▶ TASK REQUIREMENTS
Retype the listing that follows, exactly as written.

▶ DATA ENTRIES
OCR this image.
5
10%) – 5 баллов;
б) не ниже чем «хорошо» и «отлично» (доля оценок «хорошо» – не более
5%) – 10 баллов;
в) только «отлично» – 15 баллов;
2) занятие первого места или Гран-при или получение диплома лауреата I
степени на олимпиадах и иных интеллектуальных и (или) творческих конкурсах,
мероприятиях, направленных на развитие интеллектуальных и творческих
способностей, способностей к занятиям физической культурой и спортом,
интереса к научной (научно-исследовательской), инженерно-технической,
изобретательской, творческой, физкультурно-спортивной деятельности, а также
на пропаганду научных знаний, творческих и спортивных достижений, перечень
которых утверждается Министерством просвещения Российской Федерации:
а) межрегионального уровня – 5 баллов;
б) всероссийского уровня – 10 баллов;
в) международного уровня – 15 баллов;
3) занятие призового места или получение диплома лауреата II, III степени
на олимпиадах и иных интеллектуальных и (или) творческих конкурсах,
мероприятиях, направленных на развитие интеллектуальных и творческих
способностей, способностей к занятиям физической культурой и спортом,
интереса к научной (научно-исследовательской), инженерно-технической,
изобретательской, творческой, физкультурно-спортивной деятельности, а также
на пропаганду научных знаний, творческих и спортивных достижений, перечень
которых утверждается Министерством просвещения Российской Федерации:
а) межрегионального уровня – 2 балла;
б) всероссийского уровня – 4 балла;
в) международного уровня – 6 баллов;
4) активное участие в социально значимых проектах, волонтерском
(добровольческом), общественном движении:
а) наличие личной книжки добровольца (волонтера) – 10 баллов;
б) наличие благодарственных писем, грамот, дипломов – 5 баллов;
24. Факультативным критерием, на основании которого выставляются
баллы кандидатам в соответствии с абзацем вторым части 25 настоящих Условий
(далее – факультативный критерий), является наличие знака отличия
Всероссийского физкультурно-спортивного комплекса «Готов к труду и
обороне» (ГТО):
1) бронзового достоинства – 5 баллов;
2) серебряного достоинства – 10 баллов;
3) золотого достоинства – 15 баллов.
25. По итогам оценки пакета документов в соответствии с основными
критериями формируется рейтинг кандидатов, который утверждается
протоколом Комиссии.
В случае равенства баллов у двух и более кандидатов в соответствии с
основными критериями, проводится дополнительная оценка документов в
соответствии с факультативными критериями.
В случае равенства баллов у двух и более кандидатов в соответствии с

▶ RESULT FOR THIS TASK
OCR this image.
5
10%) – 5 баллов;
б) не ниже чем «хорошо» и «отлично» (доля оценок «хорошо» – не более
5%) – 10 баллов;
в) только «отлично» – 15 баллов;
2) занятие первого места или Гран-при или получение диплома лауреата I
степени на олимпиадах и иных интеллектуальных и (или) творческих конкурсах,
мероприятиях, направленных на развитие интеллектуальных и творческих
способностей, способностей к занятиям физической культурой и спортом,
интереса к научной (научно-исследовательской), инженерно-технической,
изобретательской, творческой, физкультурно-спортивной деятельности, а также
на пропаганду научных знаний, творческих и спортивных достижений, перечень
которых утверждается Министерством просвещения Российской Федерации:
а) межрегионального уровня – 5 баллов;
б) всероссийского уровня – 10 баллов;
в) международного уровня – 15 баллов;
3) занятие призового места или получение диплома лауреата II, III степени
на олимпиадах и иных интеллектуальных и (или) творческих конкурсах,
мероприятиях, направленных на развитие интеллектуальных и творческих
способностей, способностей к занятиям физической культурой и спортом,
интереса к научной (научно-исследовательской), инженерно-технической,
изобретательской, творческой, физкультурно-спортивной деятельности, а также
на пропаганду научных знаний, творческих и спортивных достижений, перечень
которых утверждается Министерством просвещения Российской Федерации:
а) межрегионального уровня – 2 балла;
б) всероссийского уровня – 4 балла;
в) международного уровня – 6 баллов;
4) активное участие в социально значимых проектах, волонтерском
(добровольческом), общественном движении:
а) наличие личной книжки добровольца (волонтера) – 10 баллов;
б) наличие благодарственных писем, грамот, дипломов – 5 баллов;
24. Факультативным критерием, на основании которого выставляются
баллы кандидатам в соответствии с абзацем вторым части 25 настоящих Условий
(далее – факультативный критерий), является наличие знака отличия
Всероссийского физкультурно-спортивного комплекса «Готов к труду и
обороне» (ГТО):
1) бронзового достоинства – 5 баллов;
2) серебряного достоинства – 10 баллов;
3) золотого достоинства – 15 баллов.
25. По итогам оценки пакета документов в соответствии с основными
критериями формируется рейтинг кандидатов, который утверждается
протоколом Комиссии.
В случае равенства баллов у двух и более кандидатов в соответствии с
основными критериями, проводится дополнительная оценка документов в
соответствии с факультативными критериями.
В случае равенства баллов у двух и более кандидатов в соответствии с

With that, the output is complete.